• [Goal] Copy every line from the records below that holds the word "time".

• [Input records]
──────────────────────────────
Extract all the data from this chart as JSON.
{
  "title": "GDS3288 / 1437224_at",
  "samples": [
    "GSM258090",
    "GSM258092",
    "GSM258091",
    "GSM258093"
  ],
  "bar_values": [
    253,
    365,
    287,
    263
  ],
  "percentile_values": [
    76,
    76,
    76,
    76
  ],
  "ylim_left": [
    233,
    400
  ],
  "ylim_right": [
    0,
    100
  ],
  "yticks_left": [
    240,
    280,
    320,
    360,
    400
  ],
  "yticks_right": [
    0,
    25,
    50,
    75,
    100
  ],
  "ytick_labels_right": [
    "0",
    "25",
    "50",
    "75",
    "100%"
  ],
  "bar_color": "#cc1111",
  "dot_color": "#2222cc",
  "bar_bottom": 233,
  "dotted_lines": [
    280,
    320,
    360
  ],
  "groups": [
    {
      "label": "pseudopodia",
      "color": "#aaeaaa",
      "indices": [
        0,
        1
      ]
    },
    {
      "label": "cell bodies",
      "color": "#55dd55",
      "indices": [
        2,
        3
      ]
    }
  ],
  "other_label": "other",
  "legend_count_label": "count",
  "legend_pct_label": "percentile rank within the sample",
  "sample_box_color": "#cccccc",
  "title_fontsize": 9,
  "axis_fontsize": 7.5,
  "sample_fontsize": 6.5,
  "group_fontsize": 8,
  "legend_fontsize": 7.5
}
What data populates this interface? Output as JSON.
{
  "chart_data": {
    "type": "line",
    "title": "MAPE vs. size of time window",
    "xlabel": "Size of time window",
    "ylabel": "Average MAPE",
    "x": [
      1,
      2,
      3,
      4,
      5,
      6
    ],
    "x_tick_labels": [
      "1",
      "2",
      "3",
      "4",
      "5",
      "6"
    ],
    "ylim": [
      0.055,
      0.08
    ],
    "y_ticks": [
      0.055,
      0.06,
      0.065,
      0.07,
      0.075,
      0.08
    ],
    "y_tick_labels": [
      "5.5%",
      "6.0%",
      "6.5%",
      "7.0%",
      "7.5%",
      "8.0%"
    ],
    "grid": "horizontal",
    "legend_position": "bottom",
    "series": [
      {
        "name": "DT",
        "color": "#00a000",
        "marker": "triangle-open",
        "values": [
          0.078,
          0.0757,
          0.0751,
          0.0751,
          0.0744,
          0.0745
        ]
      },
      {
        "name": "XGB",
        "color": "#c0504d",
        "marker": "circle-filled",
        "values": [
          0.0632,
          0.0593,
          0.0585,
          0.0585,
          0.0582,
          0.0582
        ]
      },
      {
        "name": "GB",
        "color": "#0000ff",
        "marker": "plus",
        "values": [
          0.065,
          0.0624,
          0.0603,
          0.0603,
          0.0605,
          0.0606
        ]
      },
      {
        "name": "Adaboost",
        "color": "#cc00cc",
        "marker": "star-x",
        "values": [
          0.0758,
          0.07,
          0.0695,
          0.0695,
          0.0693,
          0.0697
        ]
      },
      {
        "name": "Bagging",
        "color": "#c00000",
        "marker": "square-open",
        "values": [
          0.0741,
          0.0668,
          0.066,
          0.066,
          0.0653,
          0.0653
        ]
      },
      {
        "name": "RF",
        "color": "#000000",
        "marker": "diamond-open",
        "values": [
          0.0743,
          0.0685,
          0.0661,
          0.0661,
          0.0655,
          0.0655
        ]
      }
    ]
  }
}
──────────────────────────────
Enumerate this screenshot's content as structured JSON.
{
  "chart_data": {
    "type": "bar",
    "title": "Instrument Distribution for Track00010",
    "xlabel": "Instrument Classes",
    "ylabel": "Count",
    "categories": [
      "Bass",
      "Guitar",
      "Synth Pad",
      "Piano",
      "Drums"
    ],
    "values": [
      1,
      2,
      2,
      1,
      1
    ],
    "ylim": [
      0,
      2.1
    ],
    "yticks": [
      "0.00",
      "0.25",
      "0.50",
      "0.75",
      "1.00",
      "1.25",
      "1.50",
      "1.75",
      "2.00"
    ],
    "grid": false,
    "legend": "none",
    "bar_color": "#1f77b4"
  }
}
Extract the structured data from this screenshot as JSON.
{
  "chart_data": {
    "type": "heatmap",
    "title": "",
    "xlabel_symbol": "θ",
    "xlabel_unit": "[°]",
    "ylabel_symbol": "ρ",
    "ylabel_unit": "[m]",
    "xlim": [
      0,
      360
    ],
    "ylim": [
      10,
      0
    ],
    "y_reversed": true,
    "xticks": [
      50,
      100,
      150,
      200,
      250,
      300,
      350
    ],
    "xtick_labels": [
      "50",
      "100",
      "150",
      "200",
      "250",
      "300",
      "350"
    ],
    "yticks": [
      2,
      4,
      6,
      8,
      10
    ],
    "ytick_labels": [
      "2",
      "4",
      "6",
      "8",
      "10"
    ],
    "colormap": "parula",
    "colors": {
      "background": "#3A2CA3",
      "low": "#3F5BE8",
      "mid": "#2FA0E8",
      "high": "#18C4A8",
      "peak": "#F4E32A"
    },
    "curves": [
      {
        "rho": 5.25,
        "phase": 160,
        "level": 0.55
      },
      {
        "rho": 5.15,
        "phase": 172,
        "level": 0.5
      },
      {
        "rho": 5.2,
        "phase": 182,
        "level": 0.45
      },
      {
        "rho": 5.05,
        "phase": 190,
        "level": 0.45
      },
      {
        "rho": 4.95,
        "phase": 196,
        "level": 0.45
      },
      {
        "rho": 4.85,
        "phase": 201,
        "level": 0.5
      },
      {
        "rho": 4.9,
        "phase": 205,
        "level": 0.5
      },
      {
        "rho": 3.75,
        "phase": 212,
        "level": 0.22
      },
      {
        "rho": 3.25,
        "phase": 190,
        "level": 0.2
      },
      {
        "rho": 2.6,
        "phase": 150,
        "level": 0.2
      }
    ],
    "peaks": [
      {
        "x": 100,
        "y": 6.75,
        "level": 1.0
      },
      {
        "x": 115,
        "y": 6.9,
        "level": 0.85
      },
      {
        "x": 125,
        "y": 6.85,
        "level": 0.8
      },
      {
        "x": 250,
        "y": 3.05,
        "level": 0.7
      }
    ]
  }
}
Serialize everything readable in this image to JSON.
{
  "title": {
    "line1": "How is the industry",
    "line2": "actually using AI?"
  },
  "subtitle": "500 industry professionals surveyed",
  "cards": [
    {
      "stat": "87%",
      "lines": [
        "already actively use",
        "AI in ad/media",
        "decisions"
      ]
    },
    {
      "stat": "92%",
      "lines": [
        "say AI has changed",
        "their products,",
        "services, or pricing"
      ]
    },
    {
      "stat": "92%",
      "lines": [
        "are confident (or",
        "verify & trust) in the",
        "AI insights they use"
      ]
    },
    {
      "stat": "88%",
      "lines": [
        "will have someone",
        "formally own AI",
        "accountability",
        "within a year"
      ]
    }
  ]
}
──────────────────────────────
• [The output]
    "title": "MAPE vs. size of time window",
    "xlabel": "Size of time window",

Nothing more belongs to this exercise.